From the listing below, copy every line with the word "structured".
::: Data rows
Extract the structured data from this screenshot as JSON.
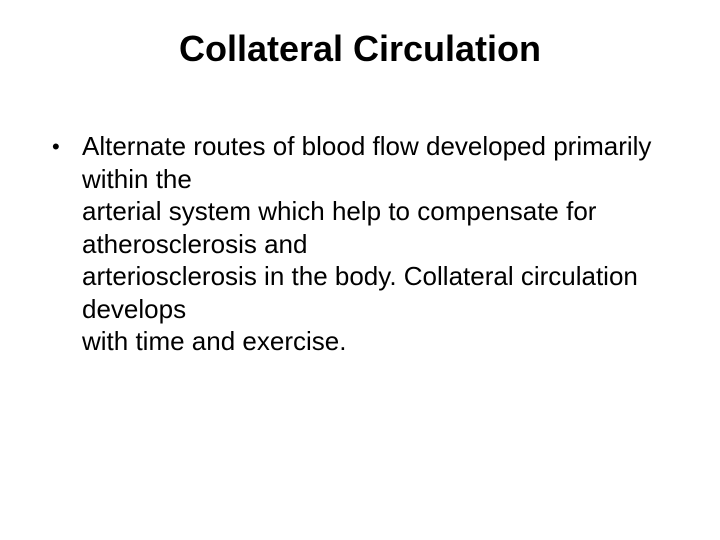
{
  "slide": {
    "title": "Collateral Circulation",
    "bullets": [
      {
        "marker": "•",
        "text": "Alternate routes of blood flow developed primarily within the\narterial system which help to compensate for atherosclerosis and\narteriosclerosis in the body.  Collateral circulation develops\nwith time and exercise."
      }
    ]
  },
  "styling": {
    "background_color": "#ffffff",
    "text_color": "#000000",
    "title_fontsize": 36,
    "title_fontweight": "bold",
    "body_fontsize": 26,
    "font_family": "Arial"
  }
}
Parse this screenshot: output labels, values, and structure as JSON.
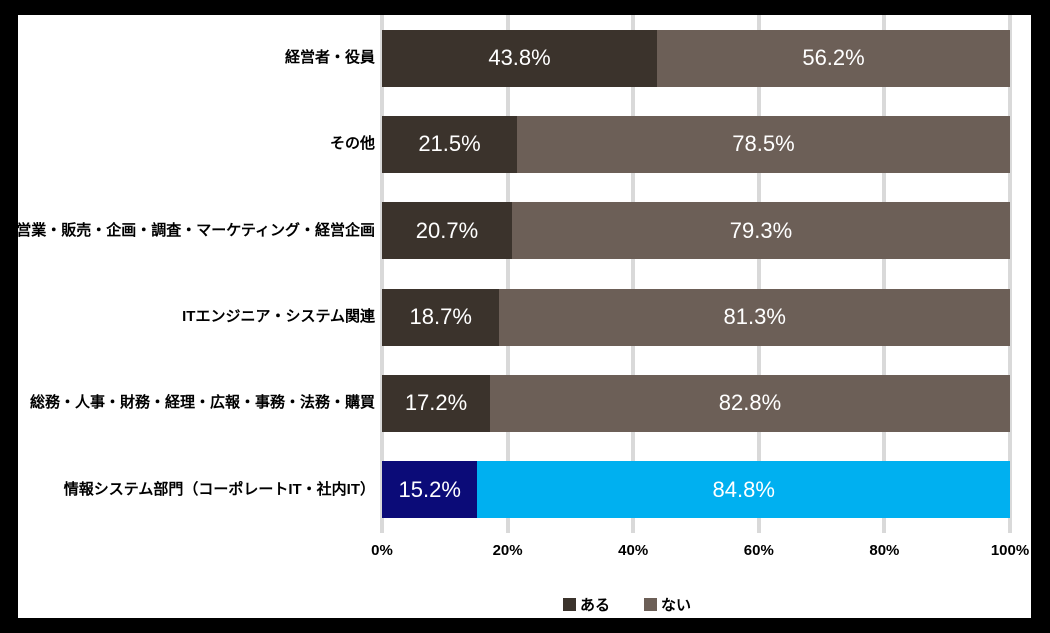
{
  "chart_data": {
    "type": "bar",
    "orientation": "horizontal",
    "stacked": true,
    "title": "",
    "categories": [
      "経営者・役員",
      "その他",
      "営業・販売・企画・調査・マーケティング・経営企画",
      "ITエンジニア・システム関連",
      "総務・人事・財務・経理・広報・事務・法務・購買",
      "情報システム部門（コーポレートIT・社内IT）"
    ],
    "series": [
      {
        "name": "ある",
        "color": "#3b332c",
        "values": [
          43.8,
          21.5,
          20.7,
          18.7,
          17.2,
          15.2
        ]
      },
      {
        "name": "ない",
        "color": "#6c5f57",
        "values": [
          56.2,
          78.5,
          79.3,
          81.3,
          82.8,
          84.8
        ]
      }
    ],
    "highlight_row": 5,
    "highlight_colors": [
      "#0b0b78",
      "#00b0f0"
    ],
    "data_labels": [
      [
        "43.8%",
        "56.2%"
      ],
      [
        "21.5%",
        "78.5%"
      ],
      [
        "20.7%",
        "79.3%"
      ],
      [
        "18.7%",
        "81.3%"
      ],
      [
        "17.2%",
        "82.8%"
      ],
      [
        "15.2%",
        "84.8%"
      ]
    ],
    "x_ticks": [
      "0%",
      "20%",
      "40%",
      "60%",
      "80%",
      "100%"
    ],
    "xlim": [
      0,
      100
    ],
    "grid": true,
    "gridline_color": "#d9d9d9",
    "legend_position": "bottom",
    "legend": [
      {
        "label": "ある",
        "color": "#3b332c"
      },
      {
        "label": "ない",
        "color": "#6c5f57"
      }
    ],
    "background_color": "#ffffff",
    "frame_color": "#000000"
  }
}
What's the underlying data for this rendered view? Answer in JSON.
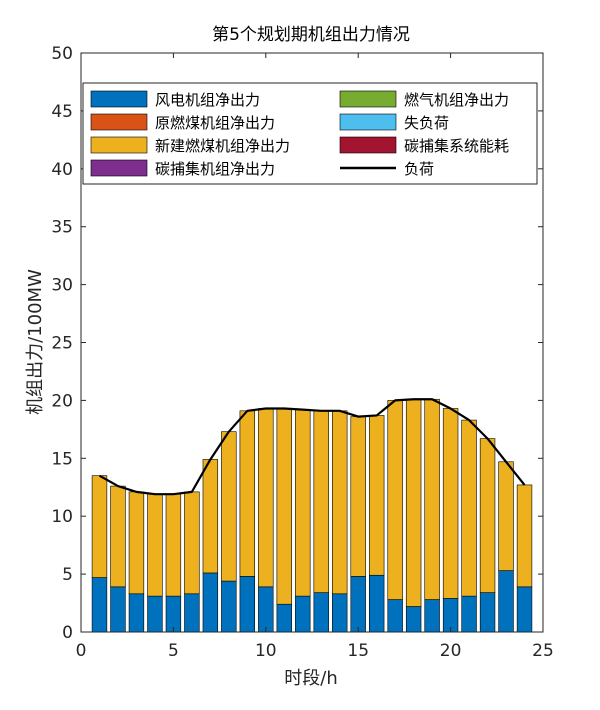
{
  "chart_data": {
    "type": "bar",
    "stacked": true,
    "title": "第5个规划期机组出力情况",
    "xlabel": "时段/h",
    "ylabel": "机组出力/100MW",
    "xlim": [
      0,
      25
    ],
    "ylim": [
      0,
      50
    ],
    "xticks": [
      0,
      5,
      10,
      15,
      20,
      25
    ],
    "yticks": [
      0,
      5,
      10,
      15,
      20,
      25,
      30,
      35,
      40,
      45,
      50
    ],
    "grid": false,
    "legend_position": "top",
    "x": [
      1,
      2,
      3,
      4,
      5,
      6,
      7,
      8,
      9,
      10,
      11,
      12,
      13,
      14,
      15,
      16,
      17,
      18,
      19,
      20,
      21,
      22,
      23,
      24
    ],
    "series": [
      {
        "name": "风电机组净出力",
        "color": "#0072BD",
        "values": [
          4.7,
          3.9,
          3.3,
          3.1,
          3.1,
          3.3,
          5.1,
          4.4,
          4.8,
          3.9,
          2.4,
          3.1,
          3.4,
          3.3,
          4.8,
          4.9,
          2.8,
          2.2,
          2.8,
          2.9,
          3.1,
          3.4,
          5.3,
          3.9
        ]
      },
      {
        "name": "原燃煤机组净出力",
        "color": "#D95319",
        "values": [
          0,
          0,
          0,
          0,
          0,
          0,
          0,
          0,
          0,
          0,
          0,
          0,
          0,
          0,
          0,
          0,
          0,
          0,
          0,
          0,
          0,
          0,
          0,
          0
        ]
      },
      {
        "name": "新建燃煤机组净出力",
        "color": "#EDB120",
        "values": [
          8.8,
          8.7,
          8.8,
          8.8,
          8.8,
          8.8,
          9.8,
          12.9,
          14.3,
          15.4,
          16.9,
          16.1,
          15.7,
          15.8,
          13.8,
          13.8,
          17.2,
          17.9,
          17.3,
          16.4,
          15.2,
          13.3,
          9.4,
          8.8
        ]
      },
      {
        "name": "碳捕集机组净出力",
        "color": "#7E2F8E",
        "values": [
          0,
          0,
          0,
          0,
          0,
          0,
          0,
          0,
          0,
          0,
          0,
          0,
          0,
          0,
          0,
          0,
          0,
          0,
          0,
          0,
          0,
          0,
          0,
          0
        ]
      },
      {
        "name": "燃气机组净出力",
        "color": "#77AC30",
        "values": [
          0,
          0,
          0,
          0,
          0,
          0,
          0,
          0,
          0,
          0,
          0,
          0,
          0,
          0,
          0,
          0,
          0,
          0,
          0,
          0,
          0,
          0,
          0,
          0
        ]
      },
      {
        "name": "失负荷",
        "color": "#4DBEEE",
        "values": [
          0,
          0,
          0,
          0,
          0,
          0,
          0,
          0,
          0,
          0,
          0,
          0,
          0,
          0,
          0,
          0,
          0,
          0,
          0,
          0,
          0,
          0,
          0,
          0
        ]
      },
      {
        "name": "碳捕集系统能耗",
        "color": "#A2142F",
        "values": [
          0,
          0,
          0,
          0,
          0,
          0,
          0,
          0,
          0,
          0,
          0,
          0,
          0,
          0,
          0,
          0,
          0,
          0,
          0,
          0,
          0,
          0,
          0,
          0
        ]
      }
    ],
    "line": {
      "name": "负荷",
      "color": "#000000",
      "values": [
        13.5,
        12.6,
        12.1,
        11.9,
        11.9,
        12.1,
        14.9,
        17.3,
        19.1,
        19.3,
        19.3,
        19.2,
        19.1,
        19.1,
        18.6,
        18.7,
        20.0,
        20.1,
        20.1,
        19.3,
        18.3,
        16.7,
        14.7,
        12.7
      ]
    },
    "legend_order": [
      [
        "风电机组净出力",
        "燃气机组净出力"
      ],
      [
        "原燃煤机组净出力",
        "失负荷"
      ],
      [
        "新建燃煤机组净出力",
        "碳捕集系统能耗"
      ],
      [
        "碳捕集机组净出力",
        "负荷"
      ]
    ]
  }
}
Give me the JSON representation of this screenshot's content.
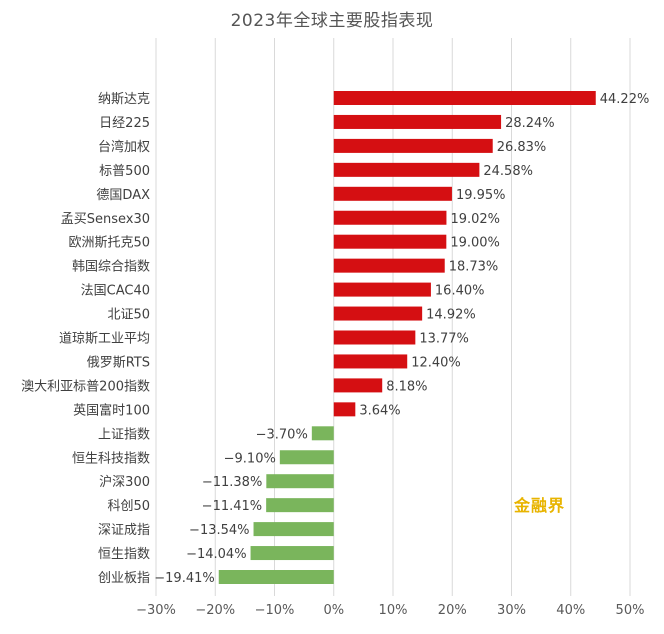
{
  "title": "2023年全球主要股指表现",
  "watermark": "金融界",
  "colors": {
    "positive": "#d50f12",
    "negative": "#7ab55c",
    "grid": "#d9d9d9",
    "axis_text": "#595959",
    "label_text": "#404040"
  },
  "chart_data": {
    "type": "bar",
    "orientation": "horizontal",
    "title": "2023年全球主要股指表现",
    "xlabel": "",
    "ylabel": "",
    "xlim": [
      -30,
      50
    ],
    "grid": true,
    "value_unit": "%",
    "categories": [
      "纳斯达克",
      "日经225",
      "台湾加权",
      "标普500",
      "德国DAX",
      "孟买Sensex30",
      "欧洲斯托克50",
      "韩国综合指数",
      "法国CAC40",
      "北证50",
      "道琼斯工业平均",
      "俄罗斯RTS",
      "澳大利亚标普200指数",
      "英国富时100",
      "上证指数",
      "恒生科技指数",
      "沪深300",
      "科创50",
      "深证成指",
      "恒生指数",
      "创业板指"
    ],
    "values": [
      44.22,
      28.24,
      26.83,
      24.58,
      19.95,
      19.02,
      19.0,
      18.73,
      16.4,
      14.92,
      13.77,
      12.4,
      8.18,
      3.64,
      -3.7,
      -9.1,
      -11.38,
      -11.41,
      -13.54,
      -14.04,
      -19.41
    ],
    "value_labels": [
      "44.22%",
      "28.24%",
      "26.83%",
      "24.58%",
      "19.95%",
      "19.02%",
      "19.00%",
      "18.73%",
      "16.40%",
      "14.92%",
      "13.77%",
      "12.40%",
      "8.18%",
      "3.64%",
      "−3.70%",
      "−9.10%",
      "−11.38%",
      "−11.41%",
      "−13.54%",
      "−14.04%",
      "−19.41%"
    ],
    "ticks": [
      -30,
      -20,
      -10,
      0,
      10,
      20,
      30,
      40,
      50
    ],
    "tick_labels": [
      "−30%",
      "−20%",
      "−10%",
      "0%",
      "10%",
      "20%",
      "30%",
      "40%",
      "50%"
    ]
  }
}
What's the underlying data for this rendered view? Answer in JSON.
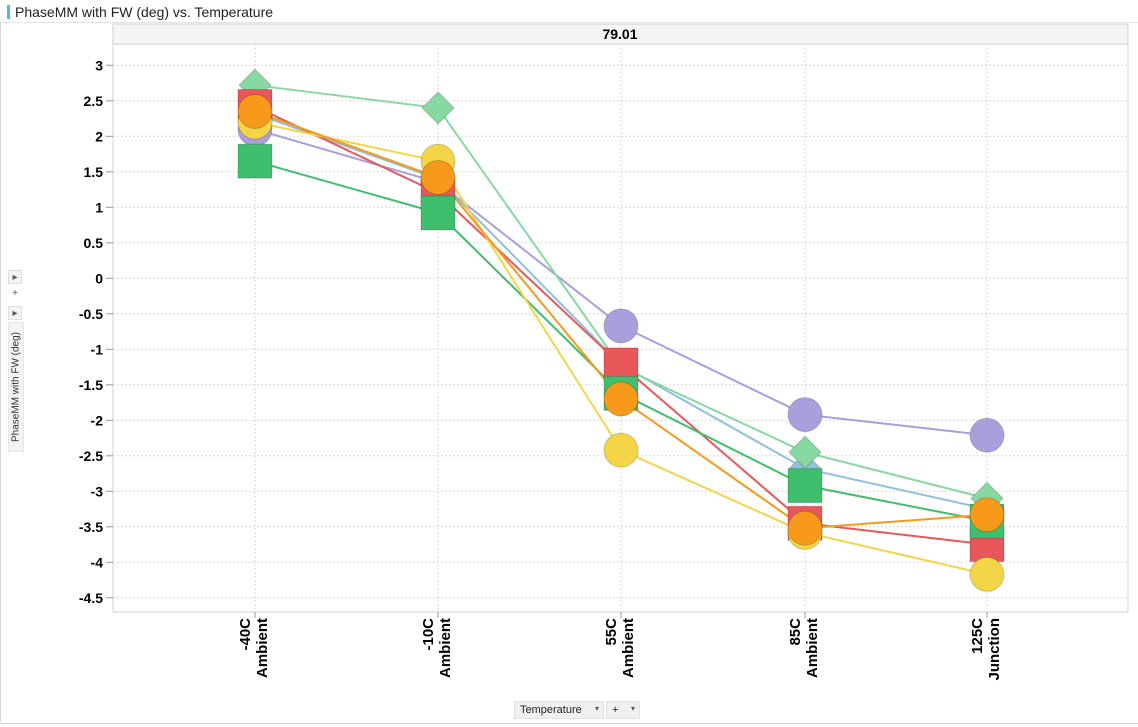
{
  "window": {
    "title": "PhaseMM with FW (deg) vs. Temperature"
  },
  "side_controls": {
    "expand_glyph": "▸",
    "plus_glyph": "+"
  },
  "y_axis_control": {
    "label": "PhaseMM with FW (deg)"
  },
  "x_axis_control": {
    "label": "Temperature",
    "dropdown_glyph": "▾",
    "add_glyph": "+"
  },
  "chart_data": {
    "type": "line",
    "panel_header": "79.01",
    "categories": [
      [
        "-40C",
        "Ambient"
      ],
      [
        "-10C",
        "Ambient"
      ],
      [
        "55C",
        "Ambient"
      ],
      [
        "85C",
        "Ambient"
      ],
      [
        "125C",
        "Junction"
      ]
    ],
    "ylim": [
      -4.7,
      3.3
    ],
    "yticks": [
      3,
      2.5,
      2,
      1.5,
      1,
      0.5,
      0,
      -0.5,
      -1,
      -1.5,
      -2,
      -2.5,
      -3,
      -3.5,
      -4,
      -4.5
    ],
    "ytick_labels": [
      "3",
      "2.5",
      "2",
      "1.5",
      "1",
      "0.5",
      "0",
      "-0.5",
      "-1",
      "-1.5",
      "-2",
      "-2.5",
      "-3",
      "-3.5",
      "-4",
      "-4.5"
    ],
    "grid": true,
    "series": [
      {
        "color": "#a99fdd",
        "marker": "circle",
        "values": [
          2.1,
          1.35,
          -0.67,
          -1.92,
          -2.21
        ]
      },
      {
        "color": "#8fc1d9",
        "marker": "diamond",
        "values": [
          2.32,
          1.4,
          -1.22,
          -2.68,
          -3.25
        ]
      },
      {
        "color": "#88d8a1",
        "marker": "diamond",
        "values": [
          2.72,
          2.4,
          -1.25,
          -2.45,
          -3.1
        ]
      },
      {
        "color": "#e8585a",
        "marker": "square",
        "values": [
          2.42,
          1.2,
          -1.22,
          -3.45,
          -3.75
        ]
      },
      {
        "color": "#3fbf6e",
        "marker": "square",
        "values": [
          1.65,
          0.92,
          -1.62,
          -2.92,
          -3.42
        ]
      },
      {
        "color": "#f5d548",
        "marker": "circle",
        "values": [
          2.2,
          1.65,
          -2.42,
          -3.58,
          -4.17
        ]
      },
      {
        "color": "#f7991b",
        "marker": "circle",
        "values": [
          2.35,
          1.42,
          -1.7,
          -3.52,
          -3.33
        ]
      }
    ]
  }
}
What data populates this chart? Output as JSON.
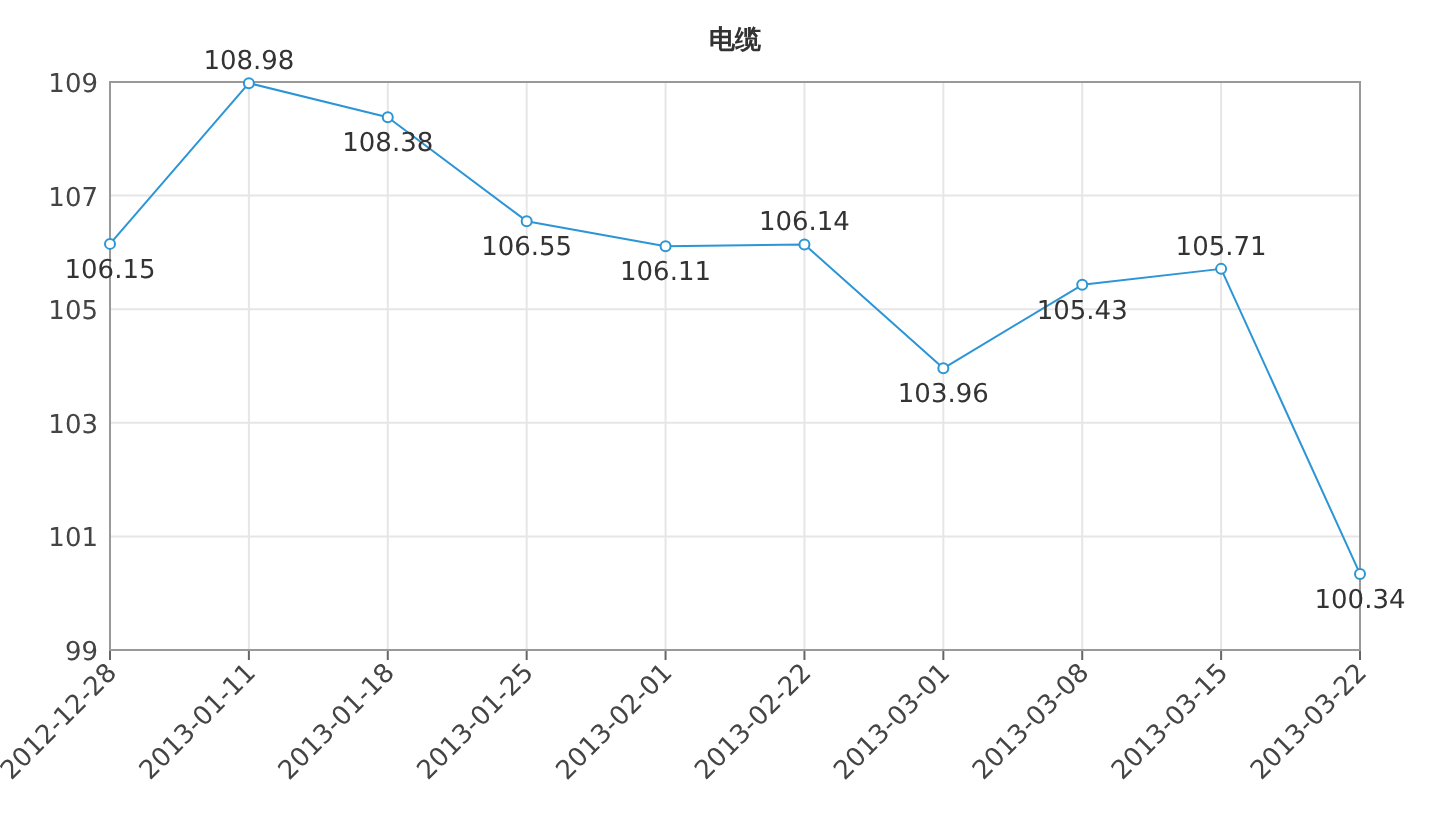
{
  "chart_data": {
    "type": "line",
    "title": "电缆",
    "categories": [
      "2012-12-28",
      "2013-01-11",
      "2013-01-18",
      "2013-01-25",
      "2013-02-01",
      "2013-02-22",
      "2013-03-01",
      "2013-03-08",
      "2013-03-15",
      "2013-03-22"
    ],
    "series": [
      {
        "color": "#2b95d6",
        "values": [
          106.15,
          108.98,
          108.38,
          106.55,
          106.11,
          106.14,
          103.96,
          105.43,
          105.71,
          100.34
        ]
      }
    ],
    "ylim": [
      99,
      109
    ],
    "yticks": [
      99,
      101,
      103,
      105,
      107,
      109
    ],
    "grid": true,
    "data_labels": true,
    "marker": "circle",
    "line_style": "solid"
  }
}
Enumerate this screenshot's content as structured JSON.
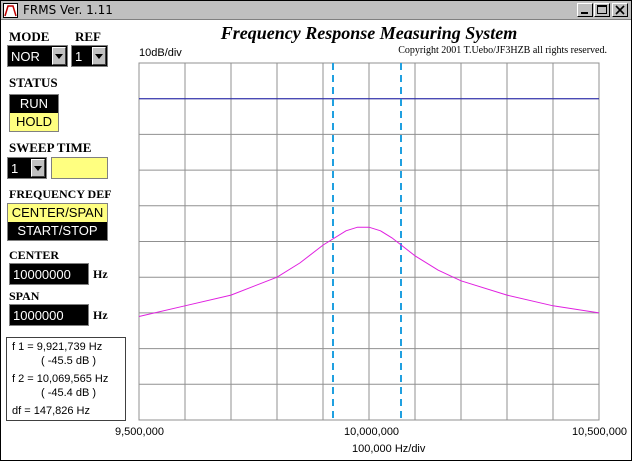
{
  "window": {
    "title": "FRMS  Ver. 1.11"
  },
  "header": {
    "title": "Frequency Response Measuring System",
    "copyright": "Copyright 2001 T.Uebo/JF3HZB all rights reserved.",
    "scale": "10dB/div"
  },
  "controls": {
    "mode_label": "MODE",
    "mode_value": "NOR",
    "ref_label": "REF",
    "ref_value": "1",
    "status_label": "STATUS",
    "status_options": [
      "RUN",
      "HOLD"
    ],
    "status_selected": "HOLD",
    "sweep_label": "SWEEP TIME",
    "sweep_value": "1",
    "freqdef_label": "FREQUENCY DEF",
    "freqdef_options": [
      "CENTER/SPAN",
      "START/STOP"
    ],
    "freqdef_selected": "CENTER/SPAN",
    "center_label": "CENTER",
    "center_value": "10000000",
    "center_unit": "Hz",
    "span_label": "SPAN",
    "span_value": "1000000",
    "span_unit": "Hz"
  },
  "readout": {
    "f1": "f 1 = 9,921,739 Hz",
    "f1_db": "( -45.5 dB )",
    "f2": "f 2 = 10,069,565 Hz",
    "f2_db": "( -45.4 dB )",
    "df": "df = 147,826 Hz"
  },
  "chart_data": {
    "type": "line",
    "x_ticks": [
      "9,500,000",
      "10,000,000",
      "10,500,000"
    ],
    "xlabel": "100,000 Hz/div",
    "x_range": [
      9500000,
      10500000
    ],
    "x_divisions": 10,
    "y_divisions": 10,
    "y_range_db": [
      -100,
      0
    ],
    "grid": true,
    "colors": {
      "response": "#e020e0",
      "reference": "#2020b0",
      "markers": "#20a0e0",
      "grid": "#909090"
    },
    "reference_level_db": -10,
    "markers_hz": [
      9921739,
      10069565
    ],
    "series": [
      {
        "x": [
          9500000,
          9600000,
          9700000,
          9800000,
          9850000,
          9900000,
          9950000,
          9975000,
          10000000,
          10025000,
          10050000,
          10100000,
          10150000,
          10200000,
          10300000,
          10400000,
          10500000
        ],
        "y": [
          -71,
          -68,
          -65,
          -60,
          -56,
          -51,
          -47,
          -46,
          -46,
          -47,
          -49,
          -54,
          -58,
          -61,
          -65,
          -68,
          -70
        ]
      }
    ]
  }
}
::::::
**The output**
Extract the structured data from this screenshot as JSON.
Enumerate this screenshot's content as structured JSON.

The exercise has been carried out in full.